Count the lines below that include the word "Approval" and write that number alone.

● Data:
——
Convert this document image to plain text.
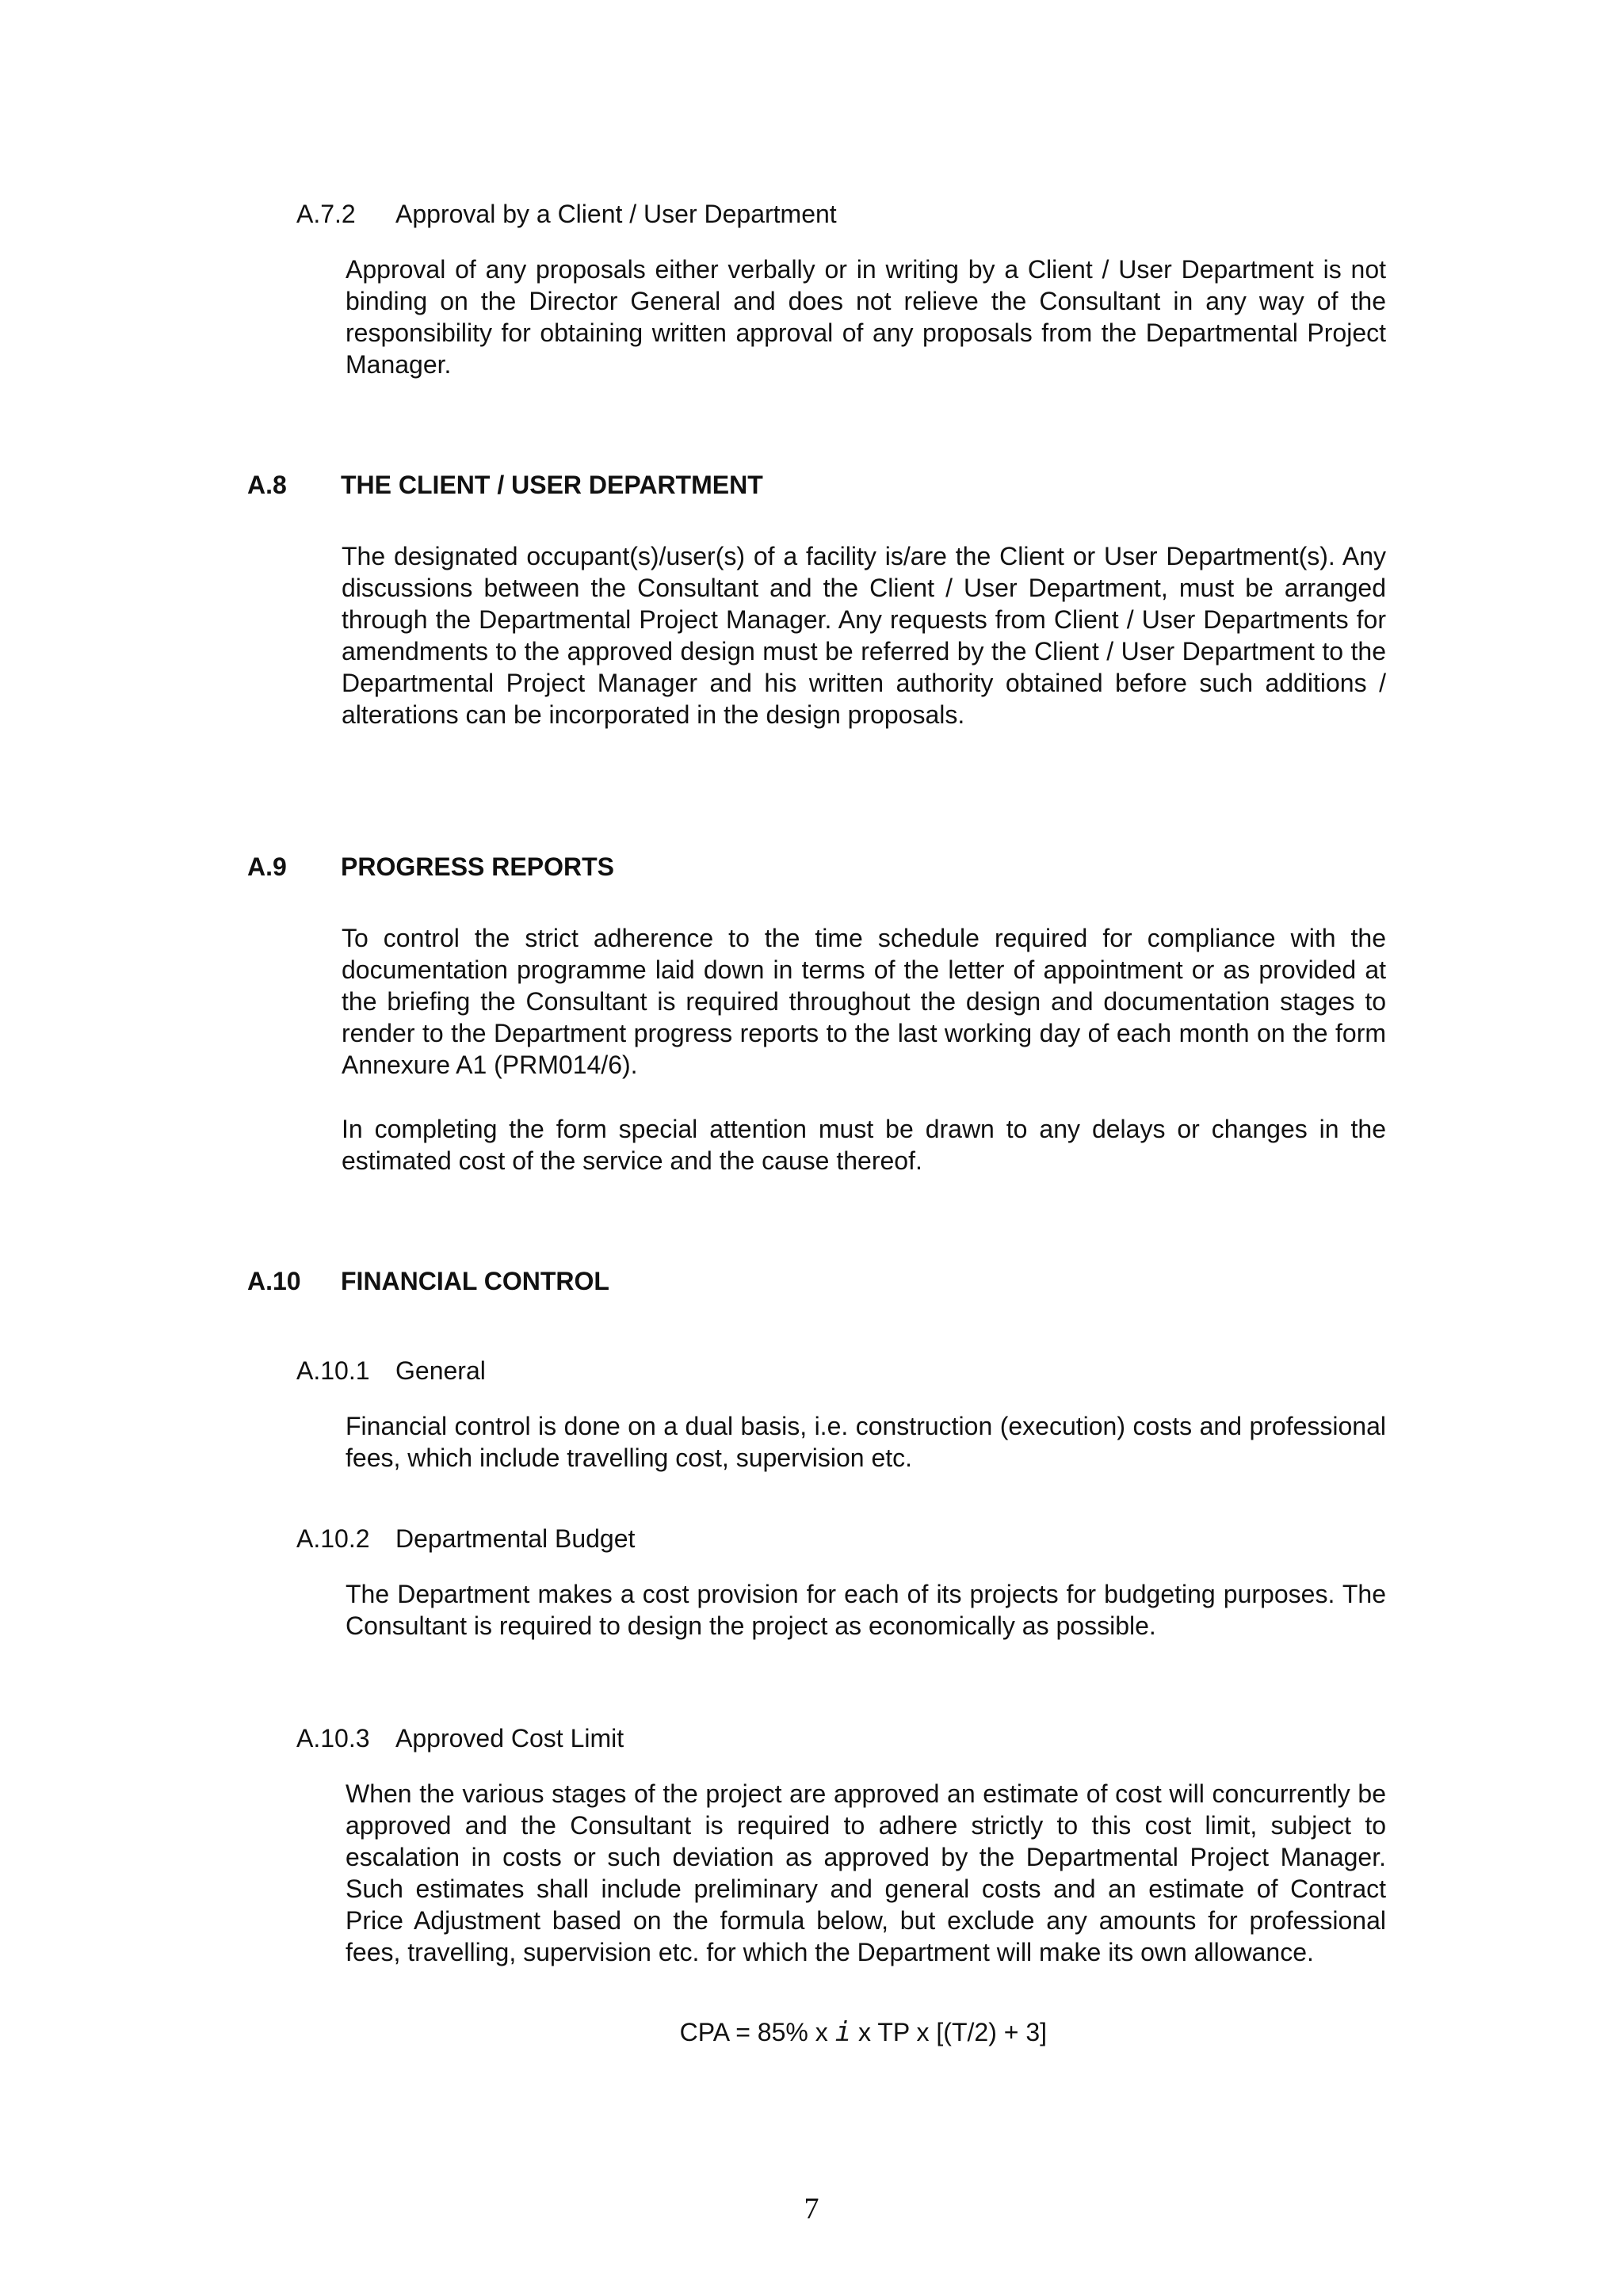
A.7.2 Approval by a Client / User Department

Approval of any proposals either verbally or in writing by a Client / User Department is not binding on the Director General and does not relieve the Consultant in any way of the responsibility for obtaining written approval of any proposals from the Departmental Project Manager.

A.8 THE CLIENT / USER DEPARTMENT

The designated occupant(s)/user(s) of a facility is/are the Client or User Department(s). Any discussions between the Consultant and the Client / User Department, must be arranged through the Departmental Project Manager. Any requests from Client / User Departments for amendments to the approved design must be referred by the Client / User Department to the Departmental Project Manager and his written authority obtained before such additions / alterations can be incorporated in the design proposals.

A.9 PROGRESS REPORTS

To control the strict adherence to the time schedule required for compliance with the documentation programme laid down in terms of the letter of appointment or as provided at the briefing the Consultant is required throughout the design and documentation stages to render to the Department progress reports to the last working day of each month on the form Annexure A1 (PRM014/6).

In completing the form special attention must be drawn to any delays or changes in the estimated cost of the service and the cause thereof.

A.10 FINANCIAL CONTROL
A.10.1 General

Financial control is done on a dual basis, i.e. construction (execution) costs and professional fees, which include travelling cost, supervision etc.

A.10.2 Departmental Budget

The Department makes a cost provision for each of its projects for budgeting purposes. The Consultant is required to design the project as economically as possible.

A.10.3 Approved Cost Limit

When the various stages of the project are approved an estimate of cost will concurrently be approved and the Consultant is required to adhere strictly to this cost limit, subject to escalation in costs or such deviation as approved by the Departmental Project Manager. Such estimates shall include preliminary and general costs and an estimate of Contract Price Adjustment based on the formula below, but exclude any amounts for professional fees, travelling, supervision etc. for which the Department will make its own allowance.

CPA = 85% x i x TP x [(T/2) + 3]
7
——
● Task result: 2